____ Exercise input

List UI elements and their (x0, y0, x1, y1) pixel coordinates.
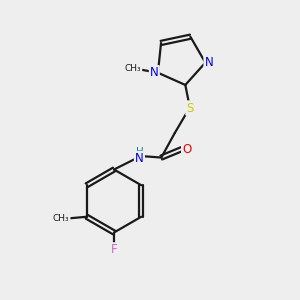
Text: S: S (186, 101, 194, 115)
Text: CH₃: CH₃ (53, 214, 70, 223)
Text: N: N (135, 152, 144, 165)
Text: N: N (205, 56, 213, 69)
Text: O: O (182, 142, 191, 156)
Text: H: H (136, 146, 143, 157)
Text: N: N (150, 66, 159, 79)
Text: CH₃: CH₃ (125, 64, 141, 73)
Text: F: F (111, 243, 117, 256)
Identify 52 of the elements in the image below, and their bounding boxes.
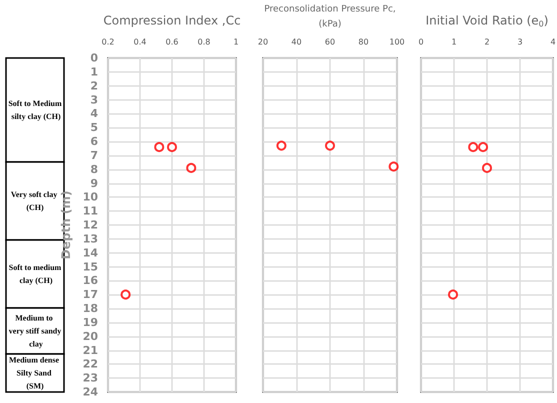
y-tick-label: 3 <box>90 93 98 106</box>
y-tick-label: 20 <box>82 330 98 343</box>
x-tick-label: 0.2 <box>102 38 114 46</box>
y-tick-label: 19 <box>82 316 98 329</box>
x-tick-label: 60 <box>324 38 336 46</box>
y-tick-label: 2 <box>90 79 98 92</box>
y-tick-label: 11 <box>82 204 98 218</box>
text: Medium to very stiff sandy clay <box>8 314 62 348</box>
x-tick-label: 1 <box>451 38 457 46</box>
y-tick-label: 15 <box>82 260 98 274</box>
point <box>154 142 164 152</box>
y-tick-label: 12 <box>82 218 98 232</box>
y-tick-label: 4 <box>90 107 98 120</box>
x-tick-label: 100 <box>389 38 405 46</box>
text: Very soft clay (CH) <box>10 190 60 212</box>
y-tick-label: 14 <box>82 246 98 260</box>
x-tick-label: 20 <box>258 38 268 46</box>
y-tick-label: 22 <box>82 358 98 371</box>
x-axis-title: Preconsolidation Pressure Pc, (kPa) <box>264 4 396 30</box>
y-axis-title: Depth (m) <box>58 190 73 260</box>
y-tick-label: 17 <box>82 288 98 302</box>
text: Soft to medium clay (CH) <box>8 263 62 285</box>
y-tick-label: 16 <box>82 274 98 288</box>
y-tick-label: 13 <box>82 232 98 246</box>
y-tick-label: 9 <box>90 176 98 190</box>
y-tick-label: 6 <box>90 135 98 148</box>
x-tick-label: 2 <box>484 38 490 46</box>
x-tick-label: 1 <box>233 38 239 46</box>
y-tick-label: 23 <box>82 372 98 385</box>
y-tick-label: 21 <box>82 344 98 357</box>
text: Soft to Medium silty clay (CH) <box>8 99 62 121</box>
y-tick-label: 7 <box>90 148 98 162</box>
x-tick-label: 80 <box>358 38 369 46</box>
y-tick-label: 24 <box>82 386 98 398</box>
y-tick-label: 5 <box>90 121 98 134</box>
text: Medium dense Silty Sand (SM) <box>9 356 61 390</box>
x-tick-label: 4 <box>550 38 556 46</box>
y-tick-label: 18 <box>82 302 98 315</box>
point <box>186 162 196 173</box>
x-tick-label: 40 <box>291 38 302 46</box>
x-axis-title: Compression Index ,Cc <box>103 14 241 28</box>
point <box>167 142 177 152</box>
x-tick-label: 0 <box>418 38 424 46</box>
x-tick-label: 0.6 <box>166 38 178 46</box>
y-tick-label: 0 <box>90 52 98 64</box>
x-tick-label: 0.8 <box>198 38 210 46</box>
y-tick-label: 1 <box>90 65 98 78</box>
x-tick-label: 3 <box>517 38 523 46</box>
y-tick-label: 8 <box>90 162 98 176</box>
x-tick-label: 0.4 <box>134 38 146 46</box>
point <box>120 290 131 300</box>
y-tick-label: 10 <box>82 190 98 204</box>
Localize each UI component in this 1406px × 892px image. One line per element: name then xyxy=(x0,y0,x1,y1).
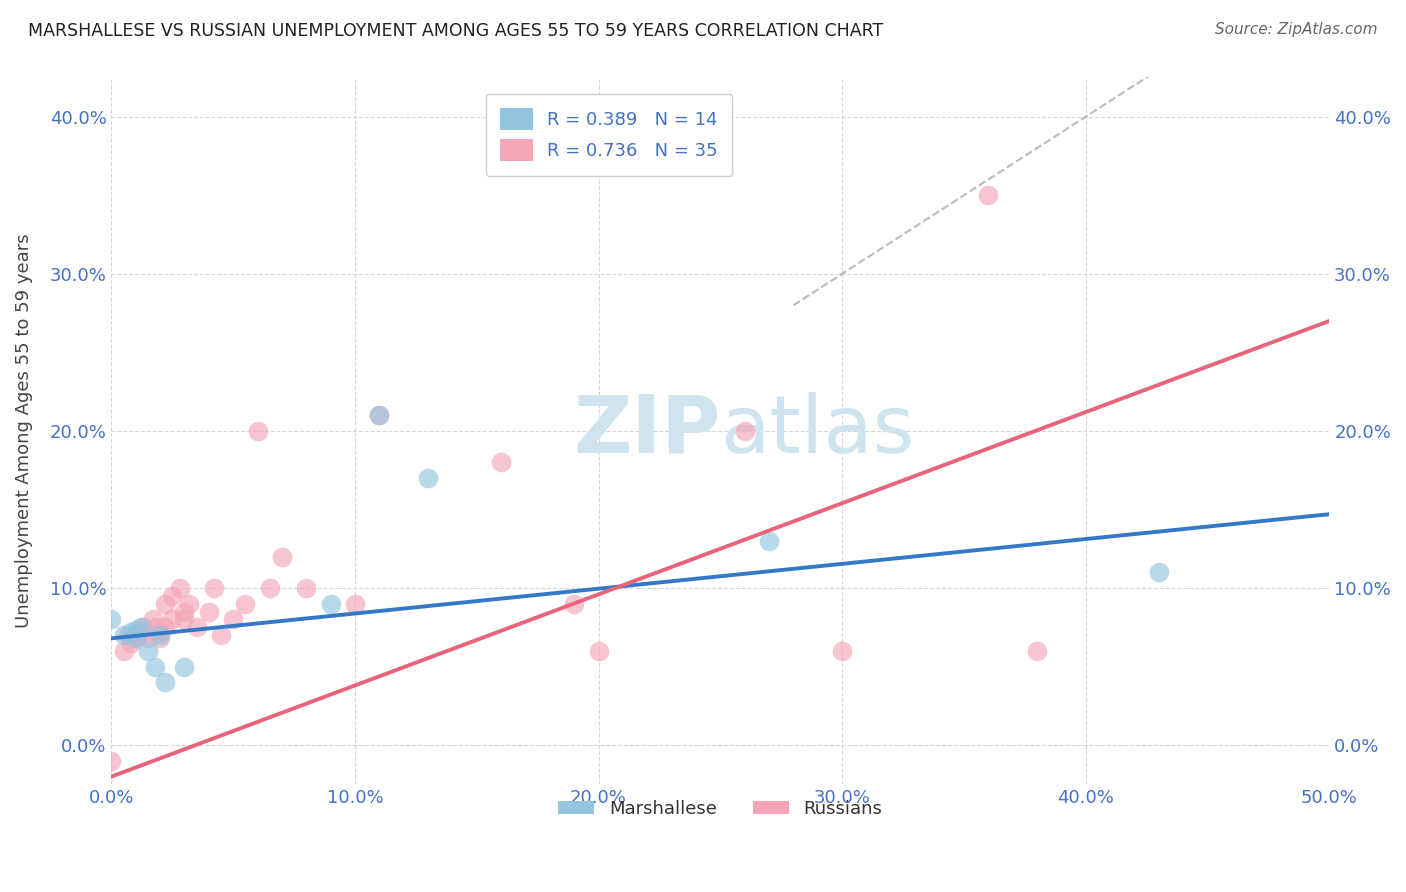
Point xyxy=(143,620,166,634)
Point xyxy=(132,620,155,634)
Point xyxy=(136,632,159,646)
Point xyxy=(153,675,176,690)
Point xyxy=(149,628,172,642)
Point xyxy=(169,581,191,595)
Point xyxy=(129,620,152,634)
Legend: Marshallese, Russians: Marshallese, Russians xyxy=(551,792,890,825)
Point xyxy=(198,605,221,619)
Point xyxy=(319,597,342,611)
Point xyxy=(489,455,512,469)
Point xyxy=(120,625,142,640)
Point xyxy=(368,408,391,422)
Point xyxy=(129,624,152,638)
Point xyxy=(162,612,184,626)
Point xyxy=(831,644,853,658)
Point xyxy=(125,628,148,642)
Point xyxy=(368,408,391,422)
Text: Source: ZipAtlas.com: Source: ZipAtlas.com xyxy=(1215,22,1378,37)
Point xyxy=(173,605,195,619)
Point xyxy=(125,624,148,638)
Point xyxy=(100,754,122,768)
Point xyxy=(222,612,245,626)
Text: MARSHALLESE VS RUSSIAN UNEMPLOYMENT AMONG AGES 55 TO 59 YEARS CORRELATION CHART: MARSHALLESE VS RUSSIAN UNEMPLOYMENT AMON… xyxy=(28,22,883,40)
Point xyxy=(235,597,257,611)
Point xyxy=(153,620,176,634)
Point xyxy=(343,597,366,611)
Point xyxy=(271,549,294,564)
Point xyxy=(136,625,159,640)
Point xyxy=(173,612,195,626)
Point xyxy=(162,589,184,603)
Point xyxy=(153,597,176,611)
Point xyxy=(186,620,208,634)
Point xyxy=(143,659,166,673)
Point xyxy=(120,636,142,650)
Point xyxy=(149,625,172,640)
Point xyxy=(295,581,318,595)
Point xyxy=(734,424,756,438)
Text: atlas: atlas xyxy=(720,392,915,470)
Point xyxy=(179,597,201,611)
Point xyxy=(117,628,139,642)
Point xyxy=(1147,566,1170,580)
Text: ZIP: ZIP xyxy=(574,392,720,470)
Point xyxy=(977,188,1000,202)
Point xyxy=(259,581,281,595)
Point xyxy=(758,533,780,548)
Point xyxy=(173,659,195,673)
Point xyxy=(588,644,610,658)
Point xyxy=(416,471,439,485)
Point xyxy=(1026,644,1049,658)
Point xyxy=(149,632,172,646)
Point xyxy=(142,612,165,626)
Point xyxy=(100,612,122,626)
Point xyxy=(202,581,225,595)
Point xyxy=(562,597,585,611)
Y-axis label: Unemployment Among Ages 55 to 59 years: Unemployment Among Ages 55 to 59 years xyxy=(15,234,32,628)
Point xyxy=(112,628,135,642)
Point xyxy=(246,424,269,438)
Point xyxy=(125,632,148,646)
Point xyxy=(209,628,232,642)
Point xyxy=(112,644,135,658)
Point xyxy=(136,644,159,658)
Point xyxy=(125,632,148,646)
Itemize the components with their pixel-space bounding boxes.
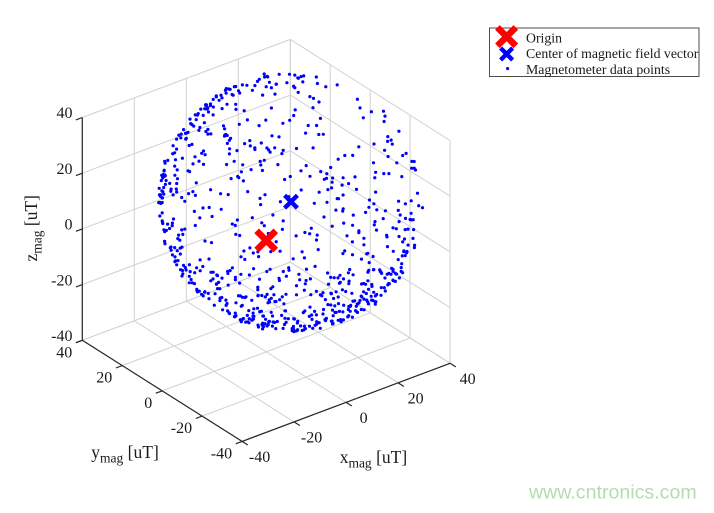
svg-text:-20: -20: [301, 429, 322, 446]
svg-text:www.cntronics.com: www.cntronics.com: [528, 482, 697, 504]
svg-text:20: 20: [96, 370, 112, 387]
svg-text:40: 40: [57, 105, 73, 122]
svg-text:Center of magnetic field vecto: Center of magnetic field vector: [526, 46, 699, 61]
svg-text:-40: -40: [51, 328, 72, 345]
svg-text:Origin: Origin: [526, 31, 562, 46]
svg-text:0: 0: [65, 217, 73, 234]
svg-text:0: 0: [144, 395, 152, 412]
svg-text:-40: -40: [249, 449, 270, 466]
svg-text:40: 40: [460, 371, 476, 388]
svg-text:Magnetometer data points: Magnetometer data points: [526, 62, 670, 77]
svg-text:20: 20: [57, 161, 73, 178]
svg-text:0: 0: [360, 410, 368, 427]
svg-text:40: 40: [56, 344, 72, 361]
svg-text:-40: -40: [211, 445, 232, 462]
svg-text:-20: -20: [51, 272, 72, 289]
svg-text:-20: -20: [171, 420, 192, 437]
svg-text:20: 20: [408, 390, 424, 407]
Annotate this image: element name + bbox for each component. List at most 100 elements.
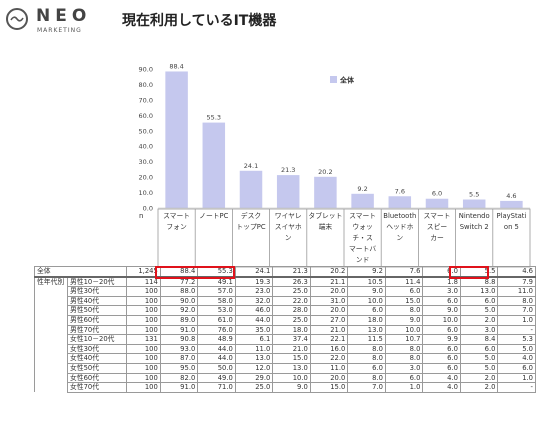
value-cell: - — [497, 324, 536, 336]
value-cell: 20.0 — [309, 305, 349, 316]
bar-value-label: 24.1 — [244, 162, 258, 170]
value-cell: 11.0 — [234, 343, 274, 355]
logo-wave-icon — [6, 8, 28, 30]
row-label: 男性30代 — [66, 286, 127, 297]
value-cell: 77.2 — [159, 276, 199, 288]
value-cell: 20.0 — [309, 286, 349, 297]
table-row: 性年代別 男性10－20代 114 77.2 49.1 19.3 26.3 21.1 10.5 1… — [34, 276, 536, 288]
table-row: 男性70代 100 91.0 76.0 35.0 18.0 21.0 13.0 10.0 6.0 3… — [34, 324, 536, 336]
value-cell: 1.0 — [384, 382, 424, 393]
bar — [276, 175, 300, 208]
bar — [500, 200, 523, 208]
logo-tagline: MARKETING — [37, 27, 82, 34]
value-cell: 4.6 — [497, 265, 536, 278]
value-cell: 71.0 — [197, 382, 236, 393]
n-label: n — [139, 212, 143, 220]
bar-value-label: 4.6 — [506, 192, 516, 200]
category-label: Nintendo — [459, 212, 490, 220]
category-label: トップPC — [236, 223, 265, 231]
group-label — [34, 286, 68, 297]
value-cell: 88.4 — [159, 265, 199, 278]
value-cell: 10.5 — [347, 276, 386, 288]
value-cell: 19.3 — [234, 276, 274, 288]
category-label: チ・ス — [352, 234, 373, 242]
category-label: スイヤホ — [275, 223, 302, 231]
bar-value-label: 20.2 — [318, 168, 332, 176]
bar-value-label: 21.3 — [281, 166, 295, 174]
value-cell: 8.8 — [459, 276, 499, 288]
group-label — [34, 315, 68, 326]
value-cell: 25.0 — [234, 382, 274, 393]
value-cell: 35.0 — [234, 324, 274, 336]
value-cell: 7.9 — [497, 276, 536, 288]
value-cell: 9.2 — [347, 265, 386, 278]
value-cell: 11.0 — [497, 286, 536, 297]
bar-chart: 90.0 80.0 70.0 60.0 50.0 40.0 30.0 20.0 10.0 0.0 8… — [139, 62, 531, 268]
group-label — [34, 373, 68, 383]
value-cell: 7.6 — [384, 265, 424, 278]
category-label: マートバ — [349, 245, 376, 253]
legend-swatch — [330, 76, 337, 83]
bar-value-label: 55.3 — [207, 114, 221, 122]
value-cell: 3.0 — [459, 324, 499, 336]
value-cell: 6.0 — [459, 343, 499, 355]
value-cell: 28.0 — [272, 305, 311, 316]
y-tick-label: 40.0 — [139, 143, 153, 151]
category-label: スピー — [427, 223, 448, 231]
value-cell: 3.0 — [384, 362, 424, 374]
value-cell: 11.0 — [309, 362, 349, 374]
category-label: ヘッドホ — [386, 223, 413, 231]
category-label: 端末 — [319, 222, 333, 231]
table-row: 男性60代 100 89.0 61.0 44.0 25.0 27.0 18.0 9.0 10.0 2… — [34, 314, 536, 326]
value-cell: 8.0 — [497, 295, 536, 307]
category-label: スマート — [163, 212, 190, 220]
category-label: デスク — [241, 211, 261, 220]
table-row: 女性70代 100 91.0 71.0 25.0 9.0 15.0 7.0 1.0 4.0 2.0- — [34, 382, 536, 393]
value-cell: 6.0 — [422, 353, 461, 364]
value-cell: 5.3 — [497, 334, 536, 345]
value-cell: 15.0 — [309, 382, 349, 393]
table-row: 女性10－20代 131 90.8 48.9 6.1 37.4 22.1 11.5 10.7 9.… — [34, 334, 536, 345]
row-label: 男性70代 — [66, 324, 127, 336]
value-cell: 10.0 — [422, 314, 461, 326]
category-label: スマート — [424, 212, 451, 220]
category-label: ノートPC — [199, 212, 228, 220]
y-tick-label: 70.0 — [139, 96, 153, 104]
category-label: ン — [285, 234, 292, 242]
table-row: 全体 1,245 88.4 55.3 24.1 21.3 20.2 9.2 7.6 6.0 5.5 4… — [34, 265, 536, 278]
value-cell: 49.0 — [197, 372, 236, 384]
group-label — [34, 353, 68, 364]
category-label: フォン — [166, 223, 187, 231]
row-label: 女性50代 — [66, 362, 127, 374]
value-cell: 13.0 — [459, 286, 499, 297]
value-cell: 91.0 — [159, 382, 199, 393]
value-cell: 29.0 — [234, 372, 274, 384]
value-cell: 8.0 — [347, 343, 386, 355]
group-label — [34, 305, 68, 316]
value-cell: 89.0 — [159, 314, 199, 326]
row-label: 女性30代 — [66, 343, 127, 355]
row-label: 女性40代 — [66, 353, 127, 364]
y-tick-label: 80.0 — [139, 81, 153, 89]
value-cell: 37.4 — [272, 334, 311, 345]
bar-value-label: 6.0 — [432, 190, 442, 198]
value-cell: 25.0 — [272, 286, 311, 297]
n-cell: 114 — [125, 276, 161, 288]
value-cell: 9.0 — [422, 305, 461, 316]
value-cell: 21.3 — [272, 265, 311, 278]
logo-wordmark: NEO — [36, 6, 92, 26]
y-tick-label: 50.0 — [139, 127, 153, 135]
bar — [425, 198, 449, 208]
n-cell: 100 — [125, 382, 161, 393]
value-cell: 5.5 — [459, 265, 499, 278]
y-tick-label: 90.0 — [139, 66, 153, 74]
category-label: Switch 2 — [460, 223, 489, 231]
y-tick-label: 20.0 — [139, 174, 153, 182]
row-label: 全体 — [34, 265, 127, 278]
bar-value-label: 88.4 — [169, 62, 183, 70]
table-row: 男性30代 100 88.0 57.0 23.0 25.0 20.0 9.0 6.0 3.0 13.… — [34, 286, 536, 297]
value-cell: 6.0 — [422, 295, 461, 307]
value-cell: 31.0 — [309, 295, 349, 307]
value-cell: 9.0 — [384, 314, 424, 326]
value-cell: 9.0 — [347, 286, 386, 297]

________

■ **Problem**: Rewrite everything from the top of the data above down to and including the line that contains "Identify 52 of" as a numbered list. Skip blank lines and omit the pictures.

■ **Written solution**:
1. List UI elements and their (x0, y0, x1, y1) pixel coordinates.
2. Text: S: S (186, 101, 194, 115)
3. Text: CH₃: CH₃ (53, 214, 70, 223)
4. Text: N: N (135, 152, 144, 165)
5. Text: N: N (205, 56, 213, 69)
6. Text: O: O (182, 142, 191, 156)
7. Text: H: H (136, 146, 143, 157)
8. Text: N: N (150, 66, 159, 79)
9. Text: CH₃: CH₃ (125, 64, 141, 73)
10. Text: F: F (111, 243, 117, 256)
11. Identify 52 of the elements in the image below, and their bounding boxes.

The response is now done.